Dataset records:
·····

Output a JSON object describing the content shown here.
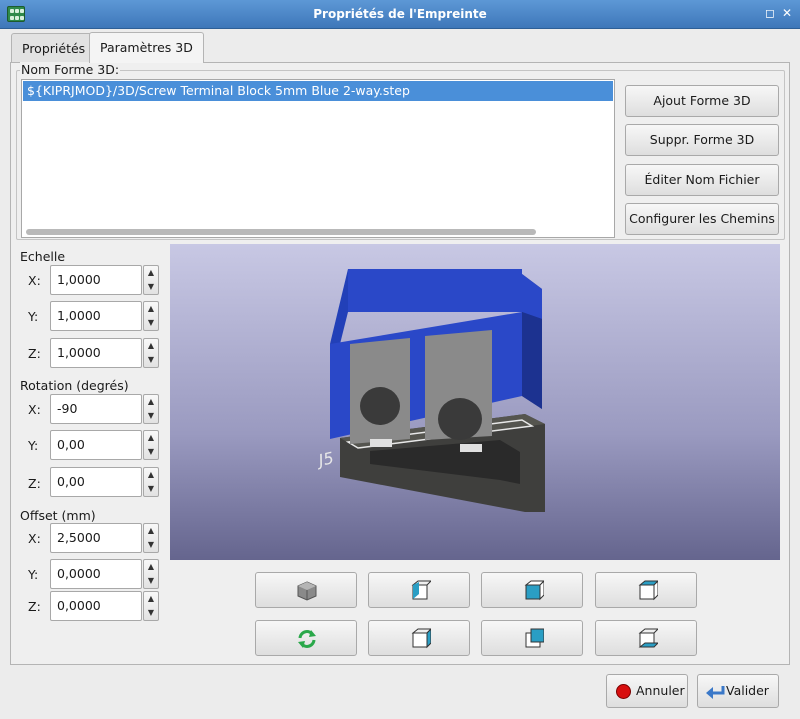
{
  "window": {
    "title": "Propriétés de l'Empreinte",
    "icon": "kicad-footprint-icon",
    "buttons": [
      "restore-icon",
      "close-icon"
    ]
  },
  "tabs": [
    {
      "label": "Propriétés",
      "active": false
    },
    {
      "label": "Paramètres 3D",
      "active": true
    }
  ],
  "shapes": {
    "group_label": "Nom Forme 3D:",
    "items": [
      {
        "label": "${KIPRJMOD}/3D/Screw Terminal Block 5mm Blue 2-way.step",
        "selected": true
      }
    ],
    "buttons": {
      "add": "Ajout Forme 3D",
      "remove": "Suppr. Forme 3D",
      "edit": "Éditer Nom Fichier",
      "paths": "Configurer les Chemins"
    }
  },
  "scale": {
    "label": "Echelle",
    "x_label": "X:",
    "x": "1,0000",
    "y_label": "Y:",
    "y": "1,0000",
    "z_label": "Z:",
    "z": "1,0000"
  },
  "rotation": {
    "label": "Rotation (degrés)",
    "x_label": "X:",
    "x": "-90",
    "y_label": "Y:",
    "y": "0,00",
    "z_label": "Z:",
    "z": "0,00"
  },
  "offset": {
    "label": "Offset (mm)",
    "x_label": "X:",
    "x": "2,5000",
    "y_label": "Y:",
    "y": "0,0000",
    "z_label": "Z:",
    "z": "0,0000"
  },
  "preview": {
    "silkscreen_ref": "J5",
    "body_color": "#2a48c8",
    "pcb_color": "#4a4a48"
  },
  "view_buttons": [
    "view-iso-icon",
    "view-left-icon",
    "view-front-icon",
    "view-top-icon",
    "reload-icon",
    "view-right-icon",
    "view-back-icon",
    "view-bottom-icon"
  ],
  "footer": {
    "cancel": "Annuler",
    "ok": "Valider",
    "cancel_icon": "stop-icon",
    "ok_icon": "enter-arrow-icon"
  },
  "colors": {
    "accent": "#4a8fd9",
    "titlebar": "#4a85c8"
  }
}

·····

WHAT THE EXERCISE ASKS - Print out the lines exactly, skipping any picture.

TASK SOLUTION -
Output a JSON object describing the content shown here.
{
  "window": {
    "title": "Propriétés de l'Empreinte",
    "icon": "kicad-footprint-icon",
    "buttons": [
      "restore-icon",
      "close-icon"
    ]
  },
  "tabs": [
    {
      "label": "Propriétés",
      "active": false
    },
    {
      "label": "Paramètres 3D",
      "active": true
    }
  ],
  "shapes": {
    "group_label": "Nom Forme 3D:",
    "items": [
      {
        "label": "${KIPRJMOD}/3D/Screw Terminal Block 5mm Blue 2-way.step",
        "selected": true
      }
    ],
    "buttons": {
      "add": "Ajout Forme 3D",
      "remove": "Suppr. Forme 3D",
      "edit": "Éditer Nom Fichier",
      "paths": "Configurer les Chemins"
    }
  },
  "scale": {
    "label": "Echelle",
    "x_label": "X:",
    "x": "1,0000",
    "y_label": "Y:",
    "y": "1,0000",
    "z_label": "Z:",
    "z": "1,0000"
  },
  "rotation": {
    "label": "Rotation (degrés)",
    "x_label": "X:",
    "x": "-90",
    "y_label": "Y:",
    "y": "0,00",
    "z_label": "Z:",
    "z": "0,00"
  },
  "offset": {
    "label": "Offset (mm)",
    "x_label": "X:",
    "x": "2,5000",
    "y_label": "Y:",
    "y": "0,0000",
    "z_label": "Z:",
    "z": "0,0000"
  },
  "preview": {
    "silkscreen_ref": "J5",
    "body_color": "#2a48c8",
    "pcb_color": "#4a4a48"
  },
  "view_buttons": [
    "view-iso-icon",
    "view-left-icon",
    "view-front-icon",
    "view-top-icon",
    "reload-icon",
    "view-right-icon",
    "view-back-icon",
    "view-bottom-icon"
  ],
  "footer": {
    "cancel": "Annuler",
    "ok": "Valider",
    "cancel_icon": "stop-icon",
    "ok_icon": "enter-arrow-icon"
  },
  "colors": {
    "accent": "#4a8fd9",
    "titlebar": "#4a85c8"
  }
}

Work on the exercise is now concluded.